**JOB:**
Print the data that follows exactly.

::::::

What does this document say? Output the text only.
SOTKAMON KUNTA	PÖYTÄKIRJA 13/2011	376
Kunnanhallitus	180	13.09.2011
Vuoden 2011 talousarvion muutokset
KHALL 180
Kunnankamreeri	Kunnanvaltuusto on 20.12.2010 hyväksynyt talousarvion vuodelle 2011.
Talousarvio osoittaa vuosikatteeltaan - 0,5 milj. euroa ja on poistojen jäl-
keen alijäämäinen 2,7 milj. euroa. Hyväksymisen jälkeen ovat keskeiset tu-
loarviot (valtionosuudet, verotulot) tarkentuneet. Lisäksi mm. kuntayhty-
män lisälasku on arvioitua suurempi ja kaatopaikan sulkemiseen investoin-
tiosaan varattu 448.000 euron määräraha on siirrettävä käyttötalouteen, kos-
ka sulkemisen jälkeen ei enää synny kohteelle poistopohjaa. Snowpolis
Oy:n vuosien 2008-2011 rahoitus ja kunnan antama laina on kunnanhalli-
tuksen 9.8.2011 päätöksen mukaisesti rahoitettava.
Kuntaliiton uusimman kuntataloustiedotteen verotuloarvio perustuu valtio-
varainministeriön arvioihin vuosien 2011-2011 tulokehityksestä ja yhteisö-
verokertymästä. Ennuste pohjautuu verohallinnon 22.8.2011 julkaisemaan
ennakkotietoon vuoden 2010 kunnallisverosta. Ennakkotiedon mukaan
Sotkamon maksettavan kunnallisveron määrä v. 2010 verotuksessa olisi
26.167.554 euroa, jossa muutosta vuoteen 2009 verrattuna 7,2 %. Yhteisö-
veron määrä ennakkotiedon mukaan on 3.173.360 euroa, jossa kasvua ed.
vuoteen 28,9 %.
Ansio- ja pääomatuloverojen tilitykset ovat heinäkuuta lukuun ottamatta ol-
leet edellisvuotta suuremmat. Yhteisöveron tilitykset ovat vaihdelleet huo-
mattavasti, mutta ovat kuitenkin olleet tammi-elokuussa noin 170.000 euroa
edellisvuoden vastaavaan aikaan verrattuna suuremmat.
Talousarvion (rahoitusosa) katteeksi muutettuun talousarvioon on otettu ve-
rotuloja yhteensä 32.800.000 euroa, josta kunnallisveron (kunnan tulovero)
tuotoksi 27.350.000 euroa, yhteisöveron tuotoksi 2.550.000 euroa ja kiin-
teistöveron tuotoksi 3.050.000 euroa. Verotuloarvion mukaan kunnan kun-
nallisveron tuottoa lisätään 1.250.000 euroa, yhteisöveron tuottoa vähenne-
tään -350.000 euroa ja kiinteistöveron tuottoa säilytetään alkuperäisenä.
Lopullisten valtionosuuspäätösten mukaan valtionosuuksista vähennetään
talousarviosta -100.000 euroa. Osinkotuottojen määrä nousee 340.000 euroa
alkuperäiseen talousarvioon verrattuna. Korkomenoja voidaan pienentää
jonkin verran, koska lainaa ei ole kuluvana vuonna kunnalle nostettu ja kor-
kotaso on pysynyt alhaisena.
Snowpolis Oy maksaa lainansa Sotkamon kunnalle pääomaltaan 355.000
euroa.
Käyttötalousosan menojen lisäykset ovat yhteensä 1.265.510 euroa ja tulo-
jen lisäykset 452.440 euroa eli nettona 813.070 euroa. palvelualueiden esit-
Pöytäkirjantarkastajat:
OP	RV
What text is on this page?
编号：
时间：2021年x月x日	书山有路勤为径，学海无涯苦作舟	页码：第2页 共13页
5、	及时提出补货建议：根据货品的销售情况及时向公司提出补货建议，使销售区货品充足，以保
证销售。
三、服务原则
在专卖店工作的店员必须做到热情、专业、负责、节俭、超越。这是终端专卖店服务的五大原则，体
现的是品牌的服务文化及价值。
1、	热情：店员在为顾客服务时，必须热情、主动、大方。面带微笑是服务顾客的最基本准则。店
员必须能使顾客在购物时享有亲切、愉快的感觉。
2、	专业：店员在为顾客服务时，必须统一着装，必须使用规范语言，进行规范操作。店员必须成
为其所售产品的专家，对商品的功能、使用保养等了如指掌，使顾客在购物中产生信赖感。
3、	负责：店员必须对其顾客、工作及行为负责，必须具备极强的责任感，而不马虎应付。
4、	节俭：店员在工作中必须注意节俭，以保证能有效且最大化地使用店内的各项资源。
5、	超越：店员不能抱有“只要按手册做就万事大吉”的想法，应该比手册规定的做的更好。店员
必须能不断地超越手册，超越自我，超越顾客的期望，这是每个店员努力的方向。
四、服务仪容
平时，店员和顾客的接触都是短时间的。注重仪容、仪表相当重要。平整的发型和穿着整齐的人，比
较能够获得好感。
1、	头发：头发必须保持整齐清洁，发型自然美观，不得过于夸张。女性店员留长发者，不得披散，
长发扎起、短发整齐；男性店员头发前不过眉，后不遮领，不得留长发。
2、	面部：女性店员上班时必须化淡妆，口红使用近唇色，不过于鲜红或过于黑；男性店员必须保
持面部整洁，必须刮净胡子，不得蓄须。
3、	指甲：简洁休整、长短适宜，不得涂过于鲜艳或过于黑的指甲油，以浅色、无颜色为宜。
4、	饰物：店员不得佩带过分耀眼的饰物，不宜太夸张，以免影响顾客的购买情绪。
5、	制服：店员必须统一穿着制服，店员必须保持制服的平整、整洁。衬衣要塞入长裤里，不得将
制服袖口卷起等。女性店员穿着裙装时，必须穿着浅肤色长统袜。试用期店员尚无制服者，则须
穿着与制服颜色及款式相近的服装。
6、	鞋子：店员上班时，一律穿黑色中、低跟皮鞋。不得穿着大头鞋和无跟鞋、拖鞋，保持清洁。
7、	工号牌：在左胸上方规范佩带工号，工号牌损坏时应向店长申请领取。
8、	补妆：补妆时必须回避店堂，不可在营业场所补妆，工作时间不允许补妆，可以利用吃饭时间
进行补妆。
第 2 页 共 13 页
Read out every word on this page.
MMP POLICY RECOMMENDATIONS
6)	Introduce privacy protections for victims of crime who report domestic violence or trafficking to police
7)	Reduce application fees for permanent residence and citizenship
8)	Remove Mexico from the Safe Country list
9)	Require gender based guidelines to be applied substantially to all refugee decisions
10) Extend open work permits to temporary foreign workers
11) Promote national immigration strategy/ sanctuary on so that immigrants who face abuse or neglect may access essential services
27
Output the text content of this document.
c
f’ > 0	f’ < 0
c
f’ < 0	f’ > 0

::::::

**EXPECTED OUTPUT:**
What does this document say? Output the text only.
SOTKAMON KUNTA	PÖYTÄKIRJA 13/2011	376
Kunnanhallitus	180	13.09.2011
Vuoden 2011 talousarvion muutokset
KHALL 180
Kunnankamreeri	Kunnanvaltuusto on 20.12.2010 hyväksynyt talousarvion vuodelle 2011.
Talousarvio osoittaa vuosikatteeltaan - 0,5 milj. euroa ja on poistojen jäl-
keen alijäämäinen 2,7 milj. euroa. Hyväksymisen jälkeen ovat keskeiset tu-
loarviot (valtionosuudet, verotulot) tarkentuneet. Lisäksi mm. kuntayhty-
män lisälasku on arvioitua suurempi ja kaatopaikan sulkemiseen investoin-
tiosaan varattu 448.000 euron määräraha on siirrettävä käyttötalouteen, kos-
ka sulkemisen jälkeen ei enää synny kohteelle poistopohjaa. Snowpolis
Oy:n vuosien 2008-2011 rahoitus ja kunnan antama laina on kunnanhalli-
tuksen 9.8.2011 päätöksen mukaisesti rahoitettava.
Kuntaliiton uusimman kuntataloustiedotteen verotuloarvio perustuu valtio-
varainministeriön arvioihin vuosien 2011-2011 tulokehityksestä ja yhteisö-
verokertymästä. Ennuste pohjautuu verohallinnon 22.8.2011 julkaisemaan
ennakkotietoon vuoden 2010 kunnallisverosta. Ennakkotiedon mukaan
Sotkamon maksettavan kunnallisveron määrä v. 2010 verotuksessa olisi
26.167.554 euroa, jossa muutosta vuoteen 2009 verrattuna 7,2 %. Yhteisö-
veron määrä ennakkotiedon mukaan on 3.173.360 euroa, jossa kasvua ed.
vuoteen 28,9 %.
Ansio- ja pääomatuloverojen tilitykset ovat heinäkuuta lukuun ottamatta ol-
leet edellisvuotta suuremmat. Yhteisöveron tilitykset ovat vaihdelleet huo-
mattavasti, mutta ovat kuitenkin olleet tammi-elokuussa noin 170.000 euroa
edellisvuoden vastaavaan aikaan verrattuna suuremmat.
Talousarvion (rahoitusosa) katteeksi muutettuun talousarvioon on otettu ve-
rotuloja yhteensä 32.800.000 euroa, josta kunnallisveron (kunnan tulovero)
tuotoksi 27.350.000 euroa, yhteisöveron tuotoksi 2.550.000 euroa ja kiin-
teistöveron tuotoksi 3.050.000 euroa. Verotuloarvion mukaan kunnan kun-
nallisveron tuottoa lisätään 1.250.000 euroa, yhteisöveron tuottoa vähenne-
tään -350.000 euroa ja kiinteistöveron tuottoa säilytetään alkuperäisenä.
Lopullisten valtionosuuspäätösten mukaan valtionosuuksista vähennetään
talousarviosta -100.000 euroa. Osinkotuottojen määrä nousee 340.000 euroa
alkuperäiseen talousarvioon verrattuna. Korkomenoja voidaan pienentää
jonkin verran, koska lainaa ei ole kuluvana vuonna kunnalle nostettu ja kor-
kotaso on pysynyt alhaisena.
Snowpolis Oy maksaa lainansa Sotkamon kunnalle pääomaltaan 355.000
euroa.
Käyttötalousosan menojen lisäykset ovat yhteensä 1.265.510 euroa ja tulo-
jen lisäykset 452.440 euroa eli nettona 813.070 euroa. palvelualueiden esit-
Pöytäkirjantarkastajat:
OP	RV
What text is on this page?
编号：
时间：2021年x月x日	书山有路勤为径，学海无涯苦作舟	页码：第2页 共13页
5、	及时提出补货建议：根据货品的销售情况及时向公司提出补货建议，使销售区货品充足，以保
证销售。
三、服务原则
在专卖店工作的店员必须做到热情、专业、负责、节俭、超越。这是终端专卖店服务的五大原则，体
现的是品牌的服务文化及价值。
1、	热情：店员在为顾客服务时，必须热情、主动、大方。面带微笑是服务顾客的最基本准则。店
员必须能使顾客在购物时享有亲切、愉快的感觉。
2、	专业：店员在为顾客服务时，必须统一着装，必须使用规范语言，进行规范操作。店员必须成
为其所售产品的专家，对商品的功能、使用保养等了如指掌，使顾客在购物中产生信赖感。
3、	负责：店员必须对其顾客、工作及行为负责，必须具备极强的责任感，而不马虎应付。
4、	节俭：店员在工作中必须注意节俭，以保证能有效且最大化地使用店内的各项资源。
5、	超越：店员不能抱有“只要按手册做就万事大吉”的想法，应该比手册规定的做的更好。店员
必须能不断地超越手册，超越自我，超越顾客的期望，这是每个店员努力的方向。
四、服务仪容
平时，店员和顾客的接触都是短时间的。注重仪容、仪表相当重要。平整的发型和穿着整齐的人，比
较能够获得好感。
1、	头发：头发必须保持整齐清洁，发型自然美观，不得过于夸张。女性店员留长发者，不得披散，
长发扎起、短发整齐；男性店员头发前不过眉，后不遮领，不得留长发。
2、	面部：女性店员上班时必须化淡妆，口红使用近唇色，不过于鲜红或过于黑；男性店员必须保
持面部整洁，必须刮净胡子，不得蓄须。
3、	指甲：简洁休整、长短适宜，不得涂过于鲜艳或过于黑的指甲油，以浅色、无颜色为宜。
4、	饰物：店员不得佩带过分耀眼的饰物，不宜太夸张，以免影响顾客的购买情绪。
5、	制服：店员必须统一穿着制服，店员必须保持制服的平整、整洁。衬衣要塞入长裤里，不得将
制服袖口卷起等。女性店员穿着裙装时，必须穿着浅肤色长统袜。试用期店员尚无制服者，则须
穿着与制服颜色及款式相近的服装。
6、	鞋子：店员上班时，一律穿黑色中、低跟皮鞋。不得穿着大头鞋和无跟鞋、拖鞋，保持清洁。
7、	工号牌：在左胸上方规范佩带工号，工号牌损坏时应向店长申请领取。
8、	补妆：补妆时必须回避店堂，不可在营业场所补妆，工作时间不允许补妆，可以利用吃饭时间
进行补妆。
第 2 页 共 13 页
Read out every word on this page.
MMP POLICY RECOMMENDATIONS
6)	Introduce privacy protections for victims of crime who report domestic violence or trafficking to police
7)	Reduce application fees for permanent residence and citizenship
8)	Remove Mexico from the Safe Country list
9)	Require gender based guidelines to be applied substantially to all refugee decisions
10) Extend open work permits to temporary foreign workers
11) Promote national immigration strategy/ sanctuary on so that immigrants who face abuse or neglect may access essential services
27
Output the text content of this document.
c
f’ > 0	f’ < 0
c
f’ < 0	f’ > 0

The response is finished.